Collect all lines containing the word "بيانا" from the data.

**** Records for the exercise

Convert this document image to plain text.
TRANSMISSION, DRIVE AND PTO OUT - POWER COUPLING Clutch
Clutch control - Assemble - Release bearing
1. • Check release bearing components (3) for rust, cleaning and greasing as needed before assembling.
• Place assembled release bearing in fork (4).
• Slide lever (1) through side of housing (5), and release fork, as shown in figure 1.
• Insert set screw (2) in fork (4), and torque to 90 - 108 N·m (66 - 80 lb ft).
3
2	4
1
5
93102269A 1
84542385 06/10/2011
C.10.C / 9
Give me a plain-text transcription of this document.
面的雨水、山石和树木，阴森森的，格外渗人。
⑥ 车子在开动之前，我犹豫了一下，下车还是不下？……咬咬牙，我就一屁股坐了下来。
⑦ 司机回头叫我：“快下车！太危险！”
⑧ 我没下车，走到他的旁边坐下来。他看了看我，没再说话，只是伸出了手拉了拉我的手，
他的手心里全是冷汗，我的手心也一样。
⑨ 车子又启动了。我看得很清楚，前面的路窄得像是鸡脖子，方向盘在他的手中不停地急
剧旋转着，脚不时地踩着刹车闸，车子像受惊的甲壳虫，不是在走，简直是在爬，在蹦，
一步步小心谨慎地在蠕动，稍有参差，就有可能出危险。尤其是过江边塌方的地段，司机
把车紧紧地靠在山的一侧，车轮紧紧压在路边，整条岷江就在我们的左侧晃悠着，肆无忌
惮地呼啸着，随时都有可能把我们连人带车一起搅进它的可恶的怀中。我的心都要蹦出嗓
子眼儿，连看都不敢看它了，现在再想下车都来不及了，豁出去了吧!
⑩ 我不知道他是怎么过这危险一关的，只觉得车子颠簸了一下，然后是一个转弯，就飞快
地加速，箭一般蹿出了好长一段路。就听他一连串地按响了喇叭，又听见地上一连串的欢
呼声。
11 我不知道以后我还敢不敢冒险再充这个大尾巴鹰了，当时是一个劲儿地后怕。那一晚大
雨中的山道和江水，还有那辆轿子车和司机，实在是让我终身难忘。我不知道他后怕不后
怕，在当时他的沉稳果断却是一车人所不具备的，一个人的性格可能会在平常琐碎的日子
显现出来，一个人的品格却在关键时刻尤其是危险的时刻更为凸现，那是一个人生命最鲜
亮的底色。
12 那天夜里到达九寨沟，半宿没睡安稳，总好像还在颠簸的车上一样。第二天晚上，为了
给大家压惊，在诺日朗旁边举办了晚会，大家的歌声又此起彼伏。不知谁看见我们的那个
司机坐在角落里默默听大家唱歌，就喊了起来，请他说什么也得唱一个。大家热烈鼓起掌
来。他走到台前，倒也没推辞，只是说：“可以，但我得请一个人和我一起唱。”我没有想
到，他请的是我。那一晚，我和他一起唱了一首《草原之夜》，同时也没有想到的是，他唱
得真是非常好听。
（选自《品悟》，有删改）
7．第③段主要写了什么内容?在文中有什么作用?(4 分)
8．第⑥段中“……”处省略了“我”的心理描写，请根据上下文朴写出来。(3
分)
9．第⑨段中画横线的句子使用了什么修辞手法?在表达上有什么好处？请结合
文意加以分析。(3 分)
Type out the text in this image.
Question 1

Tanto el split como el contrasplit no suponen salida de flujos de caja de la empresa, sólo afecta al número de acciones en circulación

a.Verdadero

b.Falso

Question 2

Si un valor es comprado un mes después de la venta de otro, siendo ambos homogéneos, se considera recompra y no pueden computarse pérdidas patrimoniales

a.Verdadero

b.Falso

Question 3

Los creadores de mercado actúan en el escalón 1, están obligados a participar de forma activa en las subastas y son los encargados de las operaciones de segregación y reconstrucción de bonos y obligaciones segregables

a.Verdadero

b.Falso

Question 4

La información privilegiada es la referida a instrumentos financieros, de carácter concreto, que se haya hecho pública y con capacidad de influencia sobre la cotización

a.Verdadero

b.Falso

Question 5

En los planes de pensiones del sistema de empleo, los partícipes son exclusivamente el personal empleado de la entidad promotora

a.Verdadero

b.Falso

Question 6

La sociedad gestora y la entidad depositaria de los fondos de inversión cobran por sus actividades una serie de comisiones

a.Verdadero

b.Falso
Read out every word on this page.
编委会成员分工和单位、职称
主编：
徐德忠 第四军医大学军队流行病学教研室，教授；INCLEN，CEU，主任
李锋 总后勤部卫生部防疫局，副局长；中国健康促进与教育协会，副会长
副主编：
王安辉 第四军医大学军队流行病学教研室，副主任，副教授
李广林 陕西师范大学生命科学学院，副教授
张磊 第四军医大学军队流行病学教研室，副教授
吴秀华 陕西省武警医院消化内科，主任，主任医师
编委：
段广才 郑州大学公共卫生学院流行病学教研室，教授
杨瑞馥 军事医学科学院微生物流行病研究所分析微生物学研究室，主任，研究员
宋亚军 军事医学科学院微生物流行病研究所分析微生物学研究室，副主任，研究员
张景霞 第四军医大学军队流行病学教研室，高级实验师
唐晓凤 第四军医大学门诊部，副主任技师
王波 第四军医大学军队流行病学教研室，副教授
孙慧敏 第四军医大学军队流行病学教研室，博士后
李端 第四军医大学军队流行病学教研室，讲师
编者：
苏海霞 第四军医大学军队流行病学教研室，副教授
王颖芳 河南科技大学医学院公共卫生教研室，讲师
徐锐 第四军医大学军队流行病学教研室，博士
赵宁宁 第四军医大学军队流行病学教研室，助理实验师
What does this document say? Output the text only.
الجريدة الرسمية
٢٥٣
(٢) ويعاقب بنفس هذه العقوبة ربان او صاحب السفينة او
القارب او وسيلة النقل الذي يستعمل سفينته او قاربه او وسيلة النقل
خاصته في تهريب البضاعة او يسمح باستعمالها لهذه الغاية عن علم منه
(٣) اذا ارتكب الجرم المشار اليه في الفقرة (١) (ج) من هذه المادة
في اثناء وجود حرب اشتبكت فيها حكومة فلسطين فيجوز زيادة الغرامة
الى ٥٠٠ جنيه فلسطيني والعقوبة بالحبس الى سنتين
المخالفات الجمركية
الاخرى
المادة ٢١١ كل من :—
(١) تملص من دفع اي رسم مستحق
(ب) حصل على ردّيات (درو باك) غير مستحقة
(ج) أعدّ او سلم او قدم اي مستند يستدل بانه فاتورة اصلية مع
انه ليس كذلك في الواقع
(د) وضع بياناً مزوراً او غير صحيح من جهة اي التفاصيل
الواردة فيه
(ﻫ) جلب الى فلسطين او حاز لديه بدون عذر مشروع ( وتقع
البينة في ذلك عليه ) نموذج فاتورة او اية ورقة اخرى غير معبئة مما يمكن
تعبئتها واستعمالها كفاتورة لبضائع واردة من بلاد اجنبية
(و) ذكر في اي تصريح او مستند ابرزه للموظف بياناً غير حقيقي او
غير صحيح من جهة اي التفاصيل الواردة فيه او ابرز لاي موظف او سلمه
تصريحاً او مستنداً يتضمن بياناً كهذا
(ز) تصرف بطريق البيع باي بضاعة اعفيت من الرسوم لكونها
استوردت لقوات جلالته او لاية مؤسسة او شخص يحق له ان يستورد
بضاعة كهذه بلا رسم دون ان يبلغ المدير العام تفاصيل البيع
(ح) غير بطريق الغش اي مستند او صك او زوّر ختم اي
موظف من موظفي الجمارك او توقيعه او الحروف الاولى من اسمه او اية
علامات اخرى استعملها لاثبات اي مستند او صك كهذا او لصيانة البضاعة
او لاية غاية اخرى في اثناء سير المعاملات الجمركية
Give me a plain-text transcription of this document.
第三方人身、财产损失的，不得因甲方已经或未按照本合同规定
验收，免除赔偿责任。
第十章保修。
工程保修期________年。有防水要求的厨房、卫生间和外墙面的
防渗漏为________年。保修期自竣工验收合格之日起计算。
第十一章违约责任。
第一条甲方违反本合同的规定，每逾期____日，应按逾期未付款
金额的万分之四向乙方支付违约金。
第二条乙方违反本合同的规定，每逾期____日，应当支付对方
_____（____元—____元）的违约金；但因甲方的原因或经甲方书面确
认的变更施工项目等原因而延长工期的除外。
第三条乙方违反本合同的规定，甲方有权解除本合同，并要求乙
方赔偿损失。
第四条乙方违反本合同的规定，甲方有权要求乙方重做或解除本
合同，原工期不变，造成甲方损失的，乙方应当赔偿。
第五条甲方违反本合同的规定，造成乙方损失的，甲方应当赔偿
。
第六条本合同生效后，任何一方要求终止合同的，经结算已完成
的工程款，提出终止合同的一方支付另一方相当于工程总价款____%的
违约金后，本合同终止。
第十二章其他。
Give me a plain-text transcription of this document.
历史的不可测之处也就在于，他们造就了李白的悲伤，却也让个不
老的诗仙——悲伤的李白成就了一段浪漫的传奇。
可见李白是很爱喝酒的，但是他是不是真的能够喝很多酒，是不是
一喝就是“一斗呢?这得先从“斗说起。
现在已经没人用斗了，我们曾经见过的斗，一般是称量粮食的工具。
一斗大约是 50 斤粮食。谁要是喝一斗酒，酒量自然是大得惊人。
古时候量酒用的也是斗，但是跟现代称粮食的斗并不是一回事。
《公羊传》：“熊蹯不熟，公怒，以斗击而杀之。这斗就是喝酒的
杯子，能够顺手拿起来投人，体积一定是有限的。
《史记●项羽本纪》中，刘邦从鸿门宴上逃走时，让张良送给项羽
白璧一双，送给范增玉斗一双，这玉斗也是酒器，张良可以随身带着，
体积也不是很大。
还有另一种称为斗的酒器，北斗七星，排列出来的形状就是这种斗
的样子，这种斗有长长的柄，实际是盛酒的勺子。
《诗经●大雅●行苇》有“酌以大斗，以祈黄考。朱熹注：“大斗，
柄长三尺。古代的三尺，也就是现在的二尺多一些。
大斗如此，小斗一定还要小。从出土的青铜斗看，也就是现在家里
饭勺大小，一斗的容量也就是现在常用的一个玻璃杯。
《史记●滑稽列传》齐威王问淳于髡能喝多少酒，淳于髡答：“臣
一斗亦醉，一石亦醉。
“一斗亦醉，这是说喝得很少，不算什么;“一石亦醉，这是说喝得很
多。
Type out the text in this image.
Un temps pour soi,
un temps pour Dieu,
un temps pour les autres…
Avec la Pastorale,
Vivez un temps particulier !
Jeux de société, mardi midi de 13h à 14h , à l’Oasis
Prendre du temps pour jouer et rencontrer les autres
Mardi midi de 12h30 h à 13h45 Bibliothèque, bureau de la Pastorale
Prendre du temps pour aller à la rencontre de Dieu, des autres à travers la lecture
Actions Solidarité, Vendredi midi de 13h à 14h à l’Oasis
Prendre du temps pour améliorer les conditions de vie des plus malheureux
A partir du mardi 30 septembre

********

The result »
(د) وضع بياناً مزوراً او غير صحيح من جهة اي التفاصيل
(و) ذكر في اي تصريح او مستند ابرزه للموظف بياناً غير حقيقي او
تصريحاً او مستنداً يتضمن بياناً كهذا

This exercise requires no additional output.